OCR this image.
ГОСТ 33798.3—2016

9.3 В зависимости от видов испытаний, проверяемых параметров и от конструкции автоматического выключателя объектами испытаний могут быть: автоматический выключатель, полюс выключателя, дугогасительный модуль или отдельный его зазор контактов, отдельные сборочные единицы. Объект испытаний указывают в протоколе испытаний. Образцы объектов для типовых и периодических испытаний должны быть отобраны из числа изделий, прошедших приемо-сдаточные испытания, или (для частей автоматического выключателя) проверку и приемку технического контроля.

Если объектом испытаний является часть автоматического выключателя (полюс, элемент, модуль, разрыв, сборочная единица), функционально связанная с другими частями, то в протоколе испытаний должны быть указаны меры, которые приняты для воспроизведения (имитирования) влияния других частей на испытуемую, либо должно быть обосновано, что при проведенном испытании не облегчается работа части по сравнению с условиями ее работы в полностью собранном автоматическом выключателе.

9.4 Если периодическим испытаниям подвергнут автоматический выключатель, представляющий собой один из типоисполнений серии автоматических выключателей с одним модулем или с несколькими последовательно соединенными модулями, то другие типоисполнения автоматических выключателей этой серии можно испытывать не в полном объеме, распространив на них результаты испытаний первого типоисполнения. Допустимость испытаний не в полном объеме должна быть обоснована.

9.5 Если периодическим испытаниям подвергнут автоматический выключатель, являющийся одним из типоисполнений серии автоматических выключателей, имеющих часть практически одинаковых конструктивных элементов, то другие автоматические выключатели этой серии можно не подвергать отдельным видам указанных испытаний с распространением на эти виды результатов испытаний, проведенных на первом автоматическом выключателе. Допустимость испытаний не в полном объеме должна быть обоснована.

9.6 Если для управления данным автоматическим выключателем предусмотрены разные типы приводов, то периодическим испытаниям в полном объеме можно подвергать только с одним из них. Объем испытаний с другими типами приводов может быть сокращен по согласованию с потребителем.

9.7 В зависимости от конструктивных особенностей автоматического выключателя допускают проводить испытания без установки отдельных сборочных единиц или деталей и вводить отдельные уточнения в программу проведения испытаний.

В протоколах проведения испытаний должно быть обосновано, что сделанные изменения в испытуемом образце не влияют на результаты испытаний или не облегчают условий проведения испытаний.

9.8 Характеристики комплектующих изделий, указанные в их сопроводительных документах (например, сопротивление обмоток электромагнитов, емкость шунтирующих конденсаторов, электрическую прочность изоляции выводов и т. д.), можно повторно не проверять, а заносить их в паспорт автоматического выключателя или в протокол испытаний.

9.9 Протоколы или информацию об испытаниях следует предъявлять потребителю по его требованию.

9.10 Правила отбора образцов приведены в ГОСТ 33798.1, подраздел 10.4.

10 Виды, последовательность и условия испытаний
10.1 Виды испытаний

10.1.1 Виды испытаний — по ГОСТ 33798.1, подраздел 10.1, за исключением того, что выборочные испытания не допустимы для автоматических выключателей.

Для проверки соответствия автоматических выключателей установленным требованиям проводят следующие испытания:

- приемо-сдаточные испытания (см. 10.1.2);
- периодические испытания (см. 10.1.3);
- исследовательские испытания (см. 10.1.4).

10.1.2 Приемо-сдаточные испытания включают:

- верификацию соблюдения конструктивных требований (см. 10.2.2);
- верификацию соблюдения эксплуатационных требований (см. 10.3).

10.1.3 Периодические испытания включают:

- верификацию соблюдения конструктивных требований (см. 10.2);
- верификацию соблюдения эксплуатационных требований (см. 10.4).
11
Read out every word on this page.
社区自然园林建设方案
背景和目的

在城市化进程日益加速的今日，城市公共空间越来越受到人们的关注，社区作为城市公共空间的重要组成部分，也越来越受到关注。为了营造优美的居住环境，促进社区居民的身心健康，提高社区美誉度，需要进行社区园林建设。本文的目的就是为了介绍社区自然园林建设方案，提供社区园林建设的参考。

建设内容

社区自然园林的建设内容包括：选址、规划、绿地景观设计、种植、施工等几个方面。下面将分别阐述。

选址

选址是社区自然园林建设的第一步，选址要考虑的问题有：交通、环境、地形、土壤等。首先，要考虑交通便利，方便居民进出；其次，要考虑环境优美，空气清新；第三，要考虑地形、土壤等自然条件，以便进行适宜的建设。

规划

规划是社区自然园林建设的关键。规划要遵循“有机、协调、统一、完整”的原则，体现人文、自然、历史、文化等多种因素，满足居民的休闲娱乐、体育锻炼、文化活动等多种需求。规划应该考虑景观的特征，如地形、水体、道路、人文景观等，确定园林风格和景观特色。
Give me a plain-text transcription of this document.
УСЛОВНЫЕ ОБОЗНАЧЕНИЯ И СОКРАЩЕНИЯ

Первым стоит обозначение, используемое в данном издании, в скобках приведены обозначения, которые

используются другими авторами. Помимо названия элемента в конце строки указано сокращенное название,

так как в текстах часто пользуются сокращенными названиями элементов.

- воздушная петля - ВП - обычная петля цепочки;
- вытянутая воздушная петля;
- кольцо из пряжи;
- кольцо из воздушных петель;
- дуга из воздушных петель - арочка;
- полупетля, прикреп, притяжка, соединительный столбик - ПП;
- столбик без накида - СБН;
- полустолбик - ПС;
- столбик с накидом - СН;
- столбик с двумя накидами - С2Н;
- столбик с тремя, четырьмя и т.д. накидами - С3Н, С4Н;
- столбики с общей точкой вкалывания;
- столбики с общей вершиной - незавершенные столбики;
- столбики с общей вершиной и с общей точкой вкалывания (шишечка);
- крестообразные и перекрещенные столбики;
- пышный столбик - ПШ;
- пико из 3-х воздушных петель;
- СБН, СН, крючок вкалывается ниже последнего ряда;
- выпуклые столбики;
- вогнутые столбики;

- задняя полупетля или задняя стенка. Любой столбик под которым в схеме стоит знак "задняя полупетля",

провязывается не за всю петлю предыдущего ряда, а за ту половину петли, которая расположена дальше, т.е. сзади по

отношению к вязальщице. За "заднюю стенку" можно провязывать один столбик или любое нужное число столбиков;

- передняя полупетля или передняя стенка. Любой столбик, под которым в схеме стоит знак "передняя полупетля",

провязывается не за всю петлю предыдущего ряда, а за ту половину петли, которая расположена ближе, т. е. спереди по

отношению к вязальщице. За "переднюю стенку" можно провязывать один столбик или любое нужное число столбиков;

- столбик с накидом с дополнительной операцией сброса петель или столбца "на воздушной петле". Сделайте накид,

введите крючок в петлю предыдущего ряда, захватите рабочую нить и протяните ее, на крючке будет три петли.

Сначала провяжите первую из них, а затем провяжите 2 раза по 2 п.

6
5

**Task details**. Take the entries above and copy them out exactly.

**Worked solution**.
OCR this image.
ГОСТ 33798.3—2016

9.3 В зависимости от видов испытаний, проверяемых параметров и от конструкции автоматического выключателя объектами испытаний могут быть: автоматический выключатель, полюс выключателя, дугогасительный модуль или отдельный его зазор контактов, отдельные сборочные единицы. Объект испытаний указывают в протоколе испытаний. Образцы объектов для типовых и периодических испытаний должны быть отобраны из числа изделий, прошедших приемо-сдаточные испытания, или (для частей автоматического выключателя) проверку и приемку технического контроля.

Если объектом испытаний является часть автоматического выключателя (полюс, элемент, модуль, разрыв, сборочная единица), функционально связанная с другими частями, то в протоколе испытаний должны быть указаны меры, которые приняты для воспроизведения (имитирования) влияния других частей на испытуемую, либо должно быть обосновано, что при проведенном испытании не облегчается работа части по сравнению с условиями ее работы в полностью собранном автоматическом выключателе.

9.4 Если периодическим испытаниям подвергнут автоматический выключатель, представляющий собой один из типоисполнений серии автоматических выключателей с одним модулем или с несколькими последовательно соединенными модулями, то другие типоисполнения автоматических выключателей этой серии можно испытывать не в полном объеме, распространив на них результаты испытаний первого типоисполнения. Допустимость испытаний не в полном объеме должна быть обоснована.

9.5 Если периодическим испытаниям подвергнут автоматический выключатель, являющийся одним из типоисполнений серии автоматических выключателей, имеющих часть практически одинаковых конструктивных элементов, то другие автоматические выключатели этой серии можно не подвергать отдельным видам указанных испытаний с распространением на эти виды результатов испытаний, проведенных на первом автоматическом выключателе. Допустимость испытаний не в полном объеме должна быть обоснована.

9.6 Если для управления данным автоматическим выключателем предусмотрены разные типы приводов, то периодическим испытаниям в полном объеме можно подвергать только с одним из них. Объем испытаний с другими типами приводов может быть сокращен по согласованию с потребителем.

9.7 В зависимости от конструктивных особенностей автоматического выключателя допускают проводить испытания без установки отдельных сборочных единиц или деталей и вводить отдельные уточнения в программу проведения испытаний.

В протоколах проведения испытаний должно быть обосновано, что сделанные изменения в испытуемом образце не влияют на результаты испытаний или не облегчают условий проведения испытаний.

9.8 Характеристики комплектующих изделий, указанные в их сопроводительных документах (например, сопротивление обмоток электромагнитов, емкость шунтирующих конденсаторов, электрическую прочность изоляции выводов и т. д.), можно повторно не проверять, а заносить их в паспорт автоматического выключателя или в протокол испытаний.

9.9 Протоколы или информацию об испытаниях следует предъявлять потребителю по его требованию.

9.10 Правила отбора образцов приведены в ГОСТ 33798.1, подраздел 10.4.

10 Виды, последовательность и условия испытаний
10.1 Виды испытаний

10.1.1 Виды испытаний — по ГОСТ 33798.1, подраздел 10.1, за исключением того, что выборочные испытания не допустимы для автоматических выключателей.

Для проверки соответствия автоматических выключателей установленным требованиям проводят следующие испытания:

- приемо-сдаточные испытания (см. 10.1.2);
- периодические испытания (см. 10.1.3);
- исследовательские испытания (см. 10.1.4).

10.1.2 Приемо-сдаточные испытания включают:

- верификацию соблюдения конструктивных требований (см. 10.2.2);
- верификацию соблюдения эксплуатационных требований (см. 10.3).

10.1.3 Периодические испытания включают:

- верификацию соблюдения конструктивных требований (см. 10.2);
- верификацию соблюдения эксплуатационных требований (см. 10.4).
11
Read out every word on this page.
社区自然园林建设方案
背景和目的

在城市化进程日益加速的今日，城市公共空间越来越受到人们的关注，社区作为城市公共空间的重要组成部分，也越来越受到关注。为了营造优美的居住环境，促进社区居民的身心健康，提高社区美誉度，需要进行社区园林建设。本文的目的就是为了介绍社区自然园林建设方案，提供社区园林建设的参考。

建设内容

社区自然园林的建设内容包括：选址、规划、绿地景观设计、种植、施工等几个方面。下面将分别阐述。

选址

选址是社区自然园林建设的第一步，选址要考虑的问题有：交通、环境、地形、土壤等。首先，要考虑交通便利，方便居民进出；其次，要考虑环境优美，空气清新；第三，要考虑地形、土壤等自然条件，以便进行适宜的建设。

规划

规划是社区自然园林建设的关键。规划要遵循“有机、协调、统一、完整”的原则，体现人文、自然、历史、文化等多种因素，满足居民的休闲娱乐、体育锻炼、文化活动等多种需求。规划应该考虑景观的特征，如地形、水体、道路、人文景观等，确定园林风格和景观特色。
Give me a plain-text transcription of this document.
УСЛОВНЫЕ ОБОЗНАЧЕНИЯ И СОКРАЩЕНИЯ

Первым стоит обозначение, используемое в данном издании, в скобках приведены обозначения, которые

используются другими авторами. Помимо названия элемента в конце строки указано сокращенное название,

так как в текстах часто пользуются сокращенными названиями элементов.

- воздушная петля - ВП - обычная петля цепочки;
- вытянутая воздушная петля;
- кольцо из пряжи;
- кольцо из воздушных петель;
- дуга из воздушных петель - арочка;
- полупетля, прикреп, притяжка, соединительный столбик - ПП;
- столбик без накида - СБН;
- полустолбик - ПС;
- столбик с накидом - СН;
- столбик с двумя накидами - С2Н;
- столбик с тремя, четырьмя и т.д. накидами - С3Н, С4Н;
- столбики с общей точкой вкалывания;
- столбики с общей вершиной - незавершенные столбики;
- столбики с общей вершиной и с общей точкой вкалывания (шишечка);
- крестообразные и перекрещенные столбики;
- пышный столбик - ПШ;
- пико из 3-х воздушных петель;
- СБН, СН, крючок вкалывается ниже последнего ряда;
- выпуклые столбики;
- вогнутые столбики;

- задняя полупетля или задняя стенка. Любой столбик под которым в схеме стоит знак "задняя полупетля",

провязывается не за всю петлю предыдущего ряда, а за ту половину петли, которая расположена дальше, т.е. сзади по

отношению к вязальщице. За "заднюю стенку" можно провязывать один столбик или любое нужное число столбиков;

- передняя полупетля или передняя стенка. Любой столбик, под которым в схеме стоит знак "передняя полупетля",

провязывается не за всю петлю предыдущего ряда, а за ту половину петли, которая расположена ближе, т. е. спереди по

отношению к вязальщице. За "переднюю стенку" можно провязывать один столбик или любое нужное число столбиков;

- столбик с накидом с дополнительной операцией сброса петель или столбца "на воздушной петле". Сделайте накид,

введите крючок в петлю предыдущего ряда, захватите рабочую нить и протяните ее, на крючке будет три петли.

Сначала провяжите первую из них, а затем провяжите 2 раза по 2 п.

6
5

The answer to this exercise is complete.